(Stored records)
+ + +

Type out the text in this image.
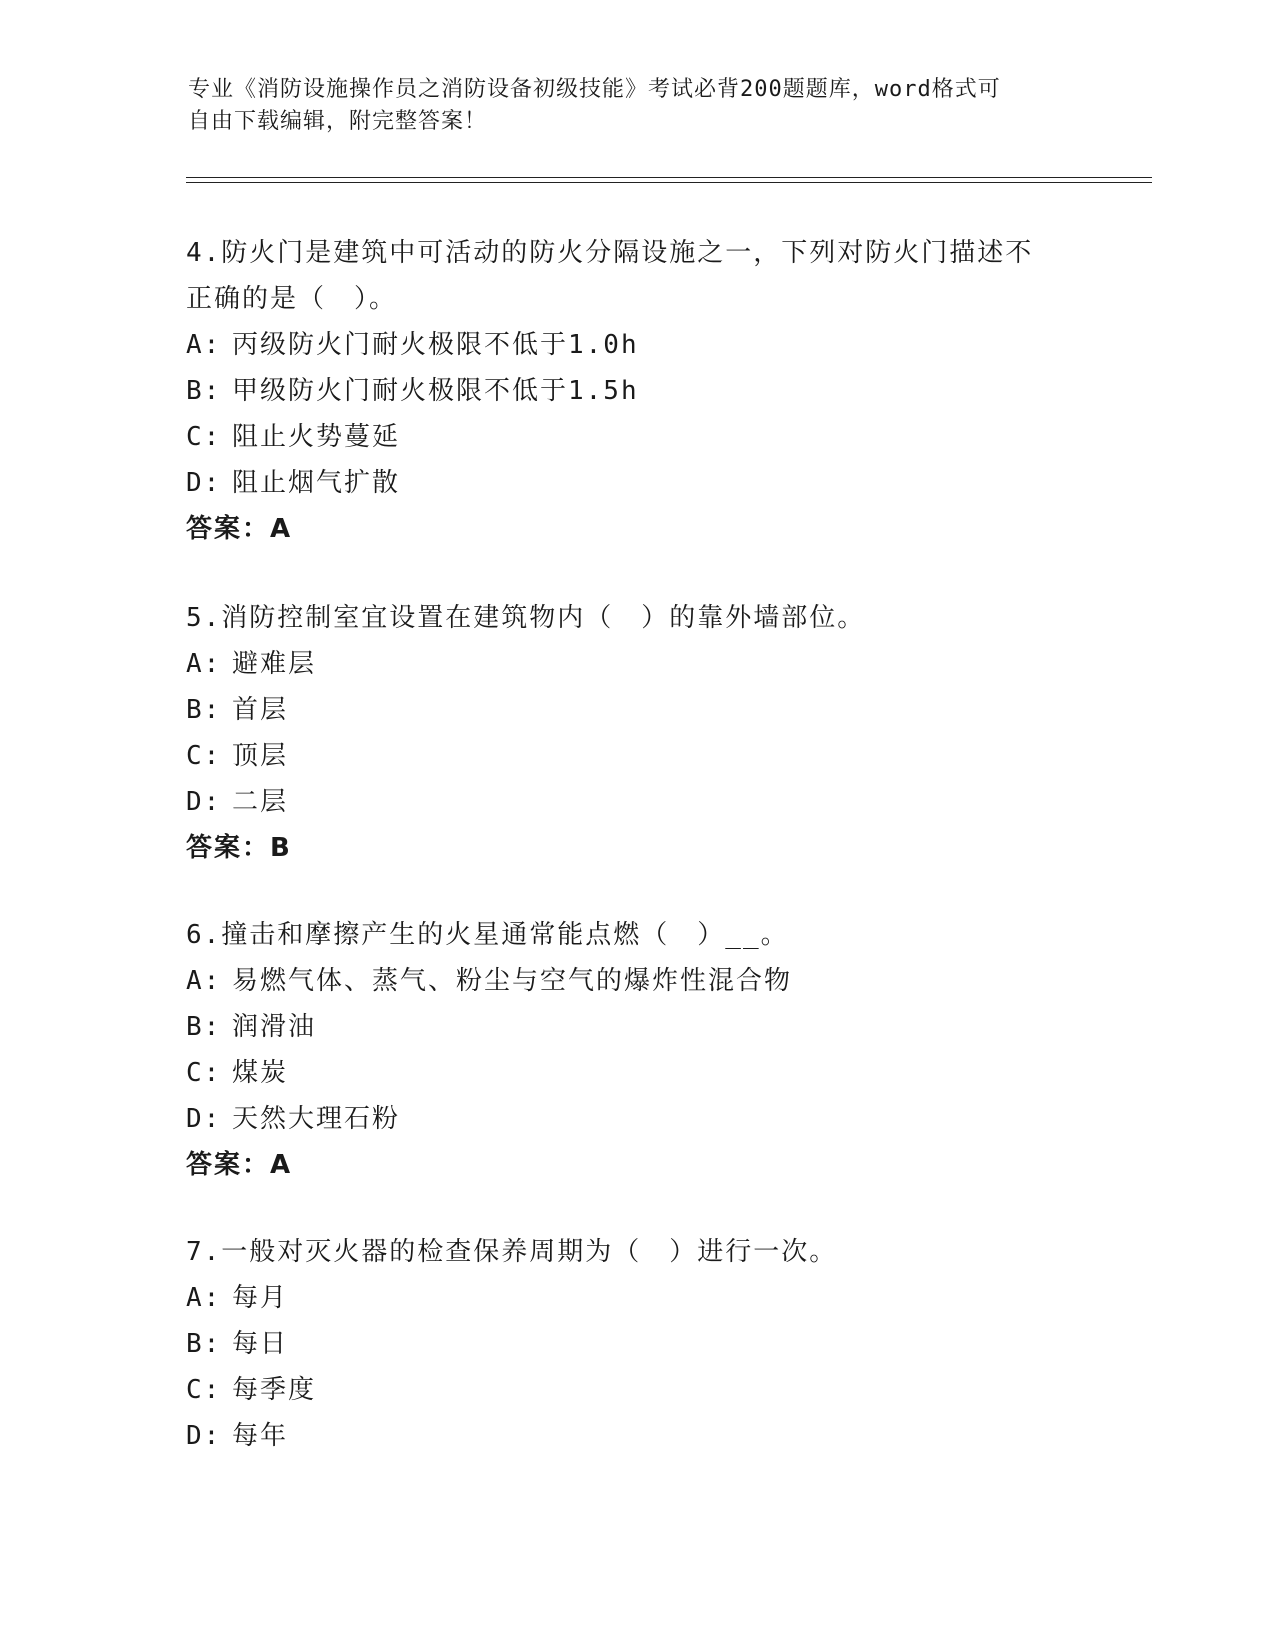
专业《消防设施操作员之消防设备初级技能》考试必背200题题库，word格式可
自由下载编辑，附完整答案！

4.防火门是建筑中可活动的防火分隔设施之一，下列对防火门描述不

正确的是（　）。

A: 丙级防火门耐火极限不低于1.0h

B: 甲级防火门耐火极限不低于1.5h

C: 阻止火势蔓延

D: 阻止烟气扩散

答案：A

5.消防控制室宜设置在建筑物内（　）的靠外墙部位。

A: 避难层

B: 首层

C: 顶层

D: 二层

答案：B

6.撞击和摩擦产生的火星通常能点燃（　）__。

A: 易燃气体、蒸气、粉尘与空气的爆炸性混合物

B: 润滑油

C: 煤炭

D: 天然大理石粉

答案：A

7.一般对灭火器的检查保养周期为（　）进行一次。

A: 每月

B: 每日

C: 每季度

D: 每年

+ + +

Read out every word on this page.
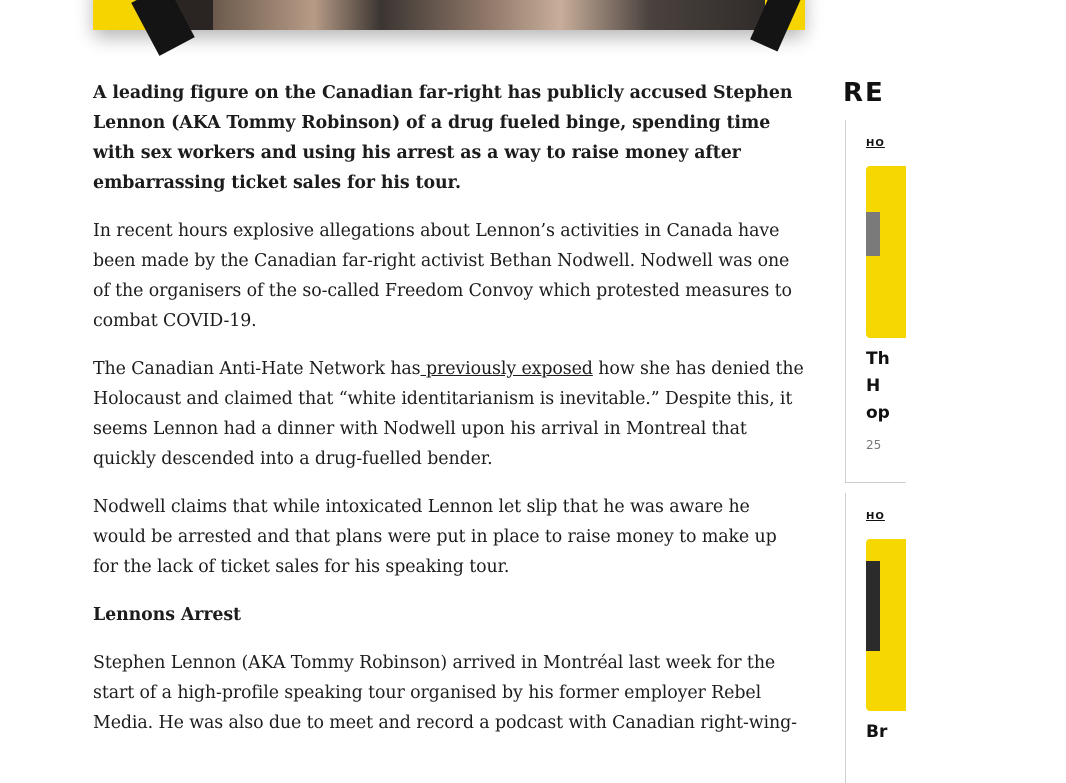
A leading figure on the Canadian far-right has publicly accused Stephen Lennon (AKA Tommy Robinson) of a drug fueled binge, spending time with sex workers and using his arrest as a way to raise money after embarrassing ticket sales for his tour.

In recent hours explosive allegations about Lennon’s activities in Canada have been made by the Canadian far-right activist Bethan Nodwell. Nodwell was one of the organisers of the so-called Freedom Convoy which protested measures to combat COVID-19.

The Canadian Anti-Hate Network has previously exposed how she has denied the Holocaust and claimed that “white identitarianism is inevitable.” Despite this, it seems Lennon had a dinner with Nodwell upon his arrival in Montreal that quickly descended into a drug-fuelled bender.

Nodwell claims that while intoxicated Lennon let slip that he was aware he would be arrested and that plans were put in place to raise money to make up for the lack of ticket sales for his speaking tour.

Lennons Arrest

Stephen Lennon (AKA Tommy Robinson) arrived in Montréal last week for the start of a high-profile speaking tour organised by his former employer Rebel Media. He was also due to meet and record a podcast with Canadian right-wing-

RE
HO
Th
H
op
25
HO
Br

+ + +

- _TO BE DONE_
Where a line of the records above holds the word "speaking", copy that line.

- _WRITTEN ANSWER_
Nodwell claims that while intoxicated Lennon let slip that he was aware he would be arrested and that plans were put in place to raise money to make up for the lack of ticket sales for his speaking tour.
Stephen Lennon (AKA Tommy Robinson) arrived in Montréal last week for the start of a high-profile speaking tour organised by his former employer Rebel Media. He was also due to meet and record a podcast with Canadian right-wing-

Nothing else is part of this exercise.